>> begin
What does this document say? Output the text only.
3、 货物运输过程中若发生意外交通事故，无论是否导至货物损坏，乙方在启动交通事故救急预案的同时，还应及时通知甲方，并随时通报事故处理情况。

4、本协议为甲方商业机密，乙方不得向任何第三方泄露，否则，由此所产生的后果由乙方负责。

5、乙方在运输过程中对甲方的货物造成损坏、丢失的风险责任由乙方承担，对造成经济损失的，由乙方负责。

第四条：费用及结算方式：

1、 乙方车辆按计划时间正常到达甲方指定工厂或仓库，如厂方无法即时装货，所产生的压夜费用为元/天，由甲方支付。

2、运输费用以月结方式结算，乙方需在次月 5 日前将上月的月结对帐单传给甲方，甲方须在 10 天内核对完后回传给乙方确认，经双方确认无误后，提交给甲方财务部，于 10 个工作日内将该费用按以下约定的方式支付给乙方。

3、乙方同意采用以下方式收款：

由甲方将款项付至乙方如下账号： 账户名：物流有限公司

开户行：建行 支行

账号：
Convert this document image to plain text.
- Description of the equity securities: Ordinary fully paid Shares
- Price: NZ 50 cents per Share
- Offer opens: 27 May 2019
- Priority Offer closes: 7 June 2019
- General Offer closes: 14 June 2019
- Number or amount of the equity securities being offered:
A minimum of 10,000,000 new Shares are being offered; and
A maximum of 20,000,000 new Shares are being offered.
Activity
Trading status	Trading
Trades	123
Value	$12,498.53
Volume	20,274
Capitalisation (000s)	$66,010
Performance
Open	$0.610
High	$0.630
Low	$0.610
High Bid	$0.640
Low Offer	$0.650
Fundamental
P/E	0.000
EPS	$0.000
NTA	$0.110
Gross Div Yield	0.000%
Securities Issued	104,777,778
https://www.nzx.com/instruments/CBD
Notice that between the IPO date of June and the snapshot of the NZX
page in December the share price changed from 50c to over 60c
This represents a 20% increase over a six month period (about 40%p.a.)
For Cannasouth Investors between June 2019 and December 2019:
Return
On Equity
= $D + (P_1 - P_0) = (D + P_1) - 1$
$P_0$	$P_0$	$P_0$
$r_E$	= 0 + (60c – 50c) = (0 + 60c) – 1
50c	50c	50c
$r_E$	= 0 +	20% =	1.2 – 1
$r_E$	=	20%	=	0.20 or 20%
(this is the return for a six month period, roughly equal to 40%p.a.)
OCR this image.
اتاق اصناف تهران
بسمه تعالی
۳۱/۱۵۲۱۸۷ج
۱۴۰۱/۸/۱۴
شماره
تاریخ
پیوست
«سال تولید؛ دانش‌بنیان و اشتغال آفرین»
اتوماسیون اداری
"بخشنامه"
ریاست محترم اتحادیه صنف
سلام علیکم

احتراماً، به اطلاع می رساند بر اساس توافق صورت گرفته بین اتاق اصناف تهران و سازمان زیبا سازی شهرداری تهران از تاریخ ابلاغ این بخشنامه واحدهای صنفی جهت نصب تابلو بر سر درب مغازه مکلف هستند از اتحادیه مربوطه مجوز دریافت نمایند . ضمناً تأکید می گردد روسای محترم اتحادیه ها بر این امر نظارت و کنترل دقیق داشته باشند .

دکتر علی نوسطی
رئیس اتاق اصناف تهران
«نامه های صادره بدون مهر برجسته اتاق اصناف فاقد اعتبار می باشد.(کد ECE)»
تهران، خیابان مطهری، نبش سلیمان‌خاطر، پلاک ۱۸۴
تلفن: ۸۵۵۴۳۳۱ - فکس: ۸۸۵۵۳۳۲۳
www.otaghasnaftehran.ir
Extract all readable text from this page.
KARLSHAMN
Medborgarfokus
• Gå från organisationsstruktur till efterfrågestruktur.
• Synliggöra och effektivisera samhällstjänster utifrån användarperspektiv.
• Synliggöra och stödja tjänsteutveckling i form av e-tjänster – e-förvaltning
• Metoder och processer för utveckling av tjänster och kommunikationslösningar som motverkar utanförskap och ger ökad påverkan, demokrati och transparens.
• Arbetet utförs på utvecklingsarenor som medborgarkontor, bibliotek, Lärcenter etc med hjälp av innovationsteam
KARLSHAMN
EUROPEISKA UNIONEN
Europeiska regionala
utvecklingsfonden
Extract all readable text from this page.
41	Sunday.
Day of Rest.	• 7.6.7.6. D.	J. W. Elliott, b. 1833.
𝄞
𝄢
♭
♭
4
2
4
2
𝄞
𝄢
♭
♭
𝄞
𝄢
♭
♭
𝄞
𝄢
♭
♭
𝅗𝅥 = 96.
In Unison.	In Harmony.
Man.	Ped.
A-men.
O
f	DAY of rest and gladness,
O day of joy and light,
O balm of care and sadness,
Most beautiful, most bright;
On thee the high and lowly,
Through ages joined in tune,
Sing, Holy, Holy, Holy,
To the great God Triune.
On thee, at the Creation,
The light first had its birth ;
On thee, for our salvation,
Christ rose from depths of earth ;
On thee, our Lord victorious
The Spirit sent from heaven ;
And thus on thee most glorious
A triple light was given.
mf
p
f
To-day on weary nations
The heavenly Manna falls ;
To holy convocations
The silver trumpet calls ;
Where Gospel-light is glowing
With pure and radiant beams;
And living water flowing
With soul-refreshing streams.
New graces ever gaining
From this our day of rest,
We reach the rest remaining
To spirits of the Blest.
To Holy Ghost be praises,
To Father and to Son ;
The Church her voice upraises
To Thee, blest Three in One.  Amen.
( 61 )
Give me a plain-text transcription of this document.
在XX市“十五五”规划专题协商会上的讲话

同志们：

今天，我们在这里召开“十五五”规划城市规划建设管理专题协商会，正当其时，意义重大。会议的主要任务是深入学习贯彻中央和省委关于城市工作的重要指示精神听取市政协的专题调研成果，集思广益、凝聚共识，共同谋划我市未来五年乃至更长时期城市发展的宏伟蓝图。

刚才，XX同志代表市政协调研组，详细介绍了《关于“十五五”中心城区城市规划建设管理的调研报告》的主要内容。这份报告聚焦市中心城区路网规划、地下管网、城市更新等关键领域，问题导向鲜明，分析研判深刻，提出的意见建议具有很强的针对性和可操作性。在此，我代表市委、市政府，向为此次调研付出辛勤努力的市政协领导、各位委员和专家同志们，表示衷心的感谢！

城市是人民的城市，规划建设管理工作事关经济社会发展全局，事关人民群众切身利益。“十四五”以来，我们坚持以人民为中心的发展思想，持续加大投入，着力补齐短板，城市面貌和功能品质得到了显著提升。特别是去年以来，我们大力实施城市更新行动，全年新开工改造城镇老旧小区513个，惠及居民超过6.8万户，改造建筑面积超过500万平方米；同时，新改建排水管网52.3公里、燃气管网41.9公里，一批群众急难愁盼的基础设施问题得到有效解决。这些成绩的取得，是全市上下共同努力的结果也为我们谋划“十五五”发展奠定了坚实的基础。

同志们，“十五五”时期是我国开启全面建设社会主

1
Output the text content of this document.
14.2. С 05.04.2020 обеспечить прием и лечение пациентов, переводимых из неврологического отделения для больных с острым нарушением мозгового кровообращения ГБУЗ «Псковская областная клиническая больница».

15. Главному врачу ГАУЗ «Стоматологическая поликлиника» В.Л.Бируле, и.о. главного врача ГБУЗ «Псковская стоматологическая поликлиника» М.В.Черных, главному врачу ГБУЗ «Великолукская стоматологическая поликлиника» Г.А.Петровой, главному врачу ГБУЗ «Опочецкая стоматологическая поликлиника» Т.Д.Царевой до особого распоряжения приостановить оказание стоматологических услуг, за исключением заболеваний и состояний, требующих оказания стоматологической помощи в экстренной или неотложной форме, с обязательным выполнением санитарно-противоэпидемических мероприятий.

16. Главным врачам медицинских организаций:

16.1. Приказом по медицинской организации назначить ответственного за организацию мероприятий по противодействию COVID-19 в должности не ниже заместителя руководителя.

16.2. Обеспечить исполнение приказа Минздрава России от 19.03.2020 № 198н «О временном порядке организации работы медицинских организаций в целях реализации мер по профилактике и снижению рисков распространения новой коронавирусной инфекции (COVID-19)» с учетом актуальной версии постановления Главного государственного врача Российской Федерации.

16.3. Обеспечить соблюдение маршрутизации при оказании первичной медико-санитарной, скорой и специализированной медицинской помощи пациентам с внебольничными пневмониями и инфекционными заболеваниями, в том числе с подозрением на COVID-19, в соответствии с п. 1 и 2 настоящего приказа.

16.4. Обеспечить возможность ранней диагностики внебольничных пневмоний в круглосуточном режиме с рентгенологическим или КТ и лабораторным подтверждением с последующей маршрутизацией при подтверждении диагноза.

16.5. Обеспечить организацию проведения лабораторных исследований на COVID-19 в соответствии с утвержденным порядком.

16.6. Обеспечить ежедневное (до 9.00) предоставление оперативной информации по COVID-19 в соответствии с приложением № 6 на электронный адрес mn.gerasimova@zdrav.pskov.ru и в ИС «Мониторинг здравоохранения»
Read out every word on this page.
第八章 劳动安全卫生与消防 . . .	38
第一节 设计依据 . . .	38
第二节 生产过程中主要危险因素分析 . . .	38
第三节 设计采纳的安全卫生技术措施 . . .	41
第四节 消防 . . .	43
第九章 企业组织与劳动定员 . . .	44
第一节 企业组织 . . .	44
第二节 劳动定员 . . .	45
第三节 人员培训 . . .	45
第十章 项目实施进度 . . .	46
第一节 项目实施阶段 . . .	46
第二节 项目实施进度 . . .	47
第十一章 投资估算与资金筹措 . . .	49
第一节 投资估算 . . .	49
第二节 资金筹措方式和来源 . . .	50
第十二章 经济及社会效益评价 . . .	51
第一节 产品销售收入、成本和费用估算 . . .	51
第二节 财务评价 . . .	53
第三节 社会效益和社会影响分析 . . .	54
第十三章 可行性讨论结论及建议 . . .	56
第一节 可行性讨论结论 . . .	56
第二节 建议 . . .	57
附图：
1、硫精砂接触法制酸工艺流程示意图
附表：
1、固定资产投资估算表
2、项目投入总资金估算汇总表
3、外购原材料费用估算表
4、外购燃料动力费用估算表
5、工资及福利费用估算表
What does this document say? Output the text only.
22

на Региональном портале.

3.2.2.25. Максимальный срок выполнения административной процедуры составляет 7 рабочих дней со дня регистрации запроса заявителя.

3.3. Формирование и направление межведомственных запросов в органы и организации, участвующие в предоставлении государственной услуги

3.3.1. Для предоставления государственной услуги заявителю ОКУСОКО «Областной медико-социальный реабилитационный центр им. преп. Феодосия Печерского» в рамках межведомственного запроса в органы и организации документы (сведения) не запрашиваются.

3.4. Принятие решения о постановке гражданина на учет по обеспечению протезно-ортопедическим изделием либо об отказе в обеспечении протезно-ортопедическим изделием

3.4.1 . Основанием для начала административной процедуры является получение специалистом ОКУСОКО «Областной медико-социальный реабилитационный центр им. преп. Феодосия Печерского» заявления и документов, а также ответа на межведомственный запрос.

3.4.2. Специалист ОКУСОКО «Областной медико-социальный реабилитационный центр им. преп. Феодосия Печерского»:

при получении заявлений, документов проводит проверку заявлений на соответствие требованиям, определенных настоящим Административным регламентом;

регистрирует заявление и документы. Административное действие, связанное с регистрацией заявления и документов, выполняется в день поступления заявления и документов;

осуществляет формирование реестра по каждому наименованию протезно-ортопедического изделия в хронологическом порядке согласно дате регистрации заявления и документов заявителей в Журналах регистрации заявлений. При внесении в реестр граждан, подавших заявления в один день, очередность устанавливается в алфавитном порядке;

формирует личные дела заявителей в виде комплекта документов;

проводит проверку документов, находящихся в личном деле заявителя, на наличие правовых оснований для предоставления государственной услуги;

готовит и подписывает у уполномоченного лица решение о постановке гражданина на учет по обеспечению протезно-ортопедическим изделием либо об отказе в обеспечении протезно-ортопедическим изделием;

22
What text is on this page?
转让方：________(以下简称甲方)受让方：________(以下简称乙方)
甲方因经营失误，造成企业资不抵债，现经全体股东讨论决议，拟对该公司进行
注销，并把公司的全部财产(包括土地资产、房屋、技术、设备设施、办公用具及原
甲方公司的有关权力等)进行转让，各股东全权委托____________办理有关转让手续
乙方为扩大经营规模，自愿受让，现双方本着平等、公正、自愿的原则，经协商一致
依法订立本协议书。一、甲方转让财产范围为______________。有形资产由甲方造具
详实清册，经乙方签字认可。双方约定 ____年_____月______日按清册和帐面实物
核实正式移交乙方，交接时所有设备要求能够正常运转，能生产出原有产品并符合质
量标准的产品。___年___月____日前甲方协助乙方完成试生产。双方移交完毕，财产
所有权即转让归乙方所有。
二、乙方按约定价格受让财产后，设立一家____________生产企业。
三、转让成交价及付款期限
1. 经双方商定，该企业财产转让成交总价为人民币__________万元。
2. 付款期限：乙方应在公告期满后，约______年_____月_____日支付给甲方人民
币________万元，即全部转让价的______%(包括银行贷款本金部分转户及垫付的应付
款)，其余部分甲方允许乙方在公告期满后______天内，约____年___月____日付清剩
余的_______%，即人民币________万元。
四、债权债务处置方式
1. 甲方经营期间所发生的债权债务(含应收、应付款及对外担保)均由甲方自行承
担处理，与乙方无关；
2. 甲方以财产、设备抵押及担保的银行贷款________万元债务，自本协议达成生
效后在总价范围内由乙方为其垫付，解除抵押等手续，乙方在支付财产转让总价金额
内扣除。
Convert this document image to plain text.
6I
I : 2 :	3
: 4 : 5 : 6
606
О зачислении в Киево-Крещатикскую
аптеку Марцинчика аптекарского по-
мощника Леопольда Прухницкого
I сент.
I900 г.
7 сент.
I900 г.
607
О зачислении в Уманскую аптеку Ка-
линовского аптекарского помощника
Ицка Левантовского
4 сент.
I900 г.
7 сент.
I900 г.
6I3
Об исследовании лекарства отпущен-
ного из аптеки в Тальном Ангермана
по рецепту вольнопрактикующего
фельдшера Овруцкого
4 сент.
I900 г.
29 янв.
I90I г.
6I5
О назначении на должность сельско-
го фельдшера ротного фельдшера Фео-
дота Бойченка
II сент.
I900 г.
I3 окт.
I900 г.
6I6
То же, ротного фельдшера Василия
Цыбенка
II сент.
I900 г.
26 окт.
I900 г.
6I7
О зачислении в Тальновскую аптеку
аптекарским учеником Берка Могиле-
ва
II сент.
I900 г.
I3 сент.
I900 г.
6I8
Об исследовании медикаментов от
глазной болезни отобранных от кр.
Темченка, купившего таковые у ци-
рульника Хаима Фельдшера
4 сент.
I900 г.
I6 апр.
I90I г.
>> end
▸ **OBJECTIVE**
In the entries above, find lines with "محترم" and copy each.

▸ **SOLUTION TO THE PROBLEM**
ریاست محترم اتحادیه صنف
احتراماً، به اطلاع می رساند بر اساس توافق صورت گرفته بین اتاق اصناف تهران و سازمان زیبا سازی شهرداری تهران از تاریخ ابلاغ این بخشنامه واحدهای صنفی جهت نصب تابلو بر سر درب مغازه مکلف هستند از اتحادیه مربوطه مجوز دریافت نمایند . ضمناً تأکید می گردد روسای محترم اتحادیه ها بر این امر نظارت و کنترل دقیق داشته باشند .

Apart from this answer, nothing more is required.